:: Your objective ::
Reproduce verbatim the stretch of lines from the start of the records through the line containing "series-line-rrs-531 [105, 344, 868, 365]", both ends included, and nothing else.

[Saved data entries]
########

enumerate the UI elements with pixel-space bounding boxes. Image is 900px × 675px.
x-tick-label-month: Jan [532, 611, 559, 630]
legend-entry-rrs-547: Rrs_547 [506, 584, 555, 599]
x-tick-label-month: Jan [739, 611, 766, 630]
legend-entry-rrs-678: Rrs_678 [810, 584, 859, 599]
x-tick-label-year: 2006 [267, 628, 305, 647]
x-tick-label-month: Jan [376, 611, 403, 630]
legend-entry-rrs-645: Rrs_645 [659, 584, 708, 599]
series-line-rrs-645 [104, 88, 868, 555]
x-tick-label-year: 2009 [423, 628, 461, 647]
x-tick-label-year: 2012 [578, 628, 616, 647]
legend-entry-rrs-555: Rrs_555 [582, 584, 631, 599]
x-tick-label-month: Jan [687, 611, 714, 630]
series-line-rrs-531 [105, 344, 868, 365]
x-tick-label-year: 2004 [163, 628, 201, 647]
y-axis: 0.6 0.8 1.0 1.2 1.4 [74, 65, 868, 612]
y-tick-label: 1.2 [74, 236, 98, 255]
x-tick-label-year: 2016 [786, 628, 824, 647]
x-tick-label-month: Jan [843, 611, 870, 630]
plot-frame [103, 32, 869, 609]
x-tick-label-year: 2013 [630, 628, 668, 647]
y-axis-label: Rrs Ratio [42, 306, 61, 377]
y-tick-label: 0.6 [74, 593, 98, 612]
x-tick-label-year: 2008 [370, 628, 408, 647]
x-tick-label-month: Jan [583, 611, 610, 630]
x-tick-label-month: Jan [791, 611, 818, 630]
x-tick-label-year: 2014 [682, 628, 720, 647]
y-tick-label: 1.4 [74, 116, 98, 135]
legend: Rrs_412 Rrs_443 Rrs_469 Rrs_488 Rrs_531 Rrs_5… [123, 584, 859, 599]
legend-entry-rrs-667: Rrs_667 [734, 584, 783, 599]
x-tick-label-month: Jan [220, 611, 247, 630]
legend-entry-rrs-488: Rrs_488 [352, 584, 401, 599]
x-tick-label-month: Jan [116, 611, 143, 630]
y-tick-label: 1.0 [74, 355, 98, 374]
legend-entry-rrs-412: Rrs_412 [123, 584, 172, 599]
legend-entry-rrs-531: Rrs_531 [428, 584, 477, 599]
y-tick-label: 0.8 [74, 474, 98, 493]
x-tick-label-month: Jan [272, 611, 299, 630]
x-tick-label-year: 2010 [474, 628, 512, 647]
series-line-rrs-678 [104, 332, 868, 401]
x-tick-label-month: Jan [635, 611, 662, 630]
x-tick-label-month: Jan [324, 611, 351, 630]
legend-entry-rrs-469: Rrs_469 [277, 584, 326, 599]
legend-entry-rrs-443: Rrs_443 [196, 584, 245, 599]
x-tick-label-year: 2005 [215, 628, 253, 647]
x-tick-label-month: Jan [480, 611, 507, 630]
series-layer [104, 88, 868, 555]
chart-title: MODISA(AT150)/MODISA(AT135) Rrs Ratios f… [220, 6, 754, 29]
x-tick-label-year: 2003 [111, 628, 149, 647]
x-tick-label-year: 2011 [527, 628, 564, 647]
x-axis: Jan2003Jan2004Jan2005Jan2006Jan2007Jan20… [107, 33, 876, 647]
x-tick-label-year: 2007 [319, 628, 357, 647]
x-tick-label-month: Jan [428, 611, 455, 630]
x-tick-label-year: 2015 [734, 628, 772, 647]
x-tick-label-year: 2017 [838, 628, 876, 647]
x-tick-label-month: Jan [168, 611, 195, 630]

########

:: Response to the task ::
enumerate the UI elements with pixel-space bounding boxes. Image is 900px × 675px.
x-tick-label-month: Jan [532, 611, 559, 630]
legend-entry-rrs-547: Rrs_547 [506, 584, 555, 599]
x-tick-label-month: Jan [739, 611, 766, 630]
legend-entry-rrs-678: Rrs_678 [810, 584, 859, 599]
x-tick-label-year: 2006 [267, 628, 305, 647]
x-tick-label-month: Jan [376, 611, 403, 630]
legend-entry-rrs-645: Rrs_645 [659, 584, 708, 599]
series-line-rrs-645 [104, 88, 868, 555]
x-tick-label-year: 2009 [423, 628, 461, 647]
x-tick-label-year: 2012 [578, 628, 616, 647]
legend-entry-rrs-555: Rrs_555 [582, 584, 631, 599]
x-tick-label-month: Jan [687, 611, 714, 630]
series-line-rrs-531 [105, 344, 868, 365]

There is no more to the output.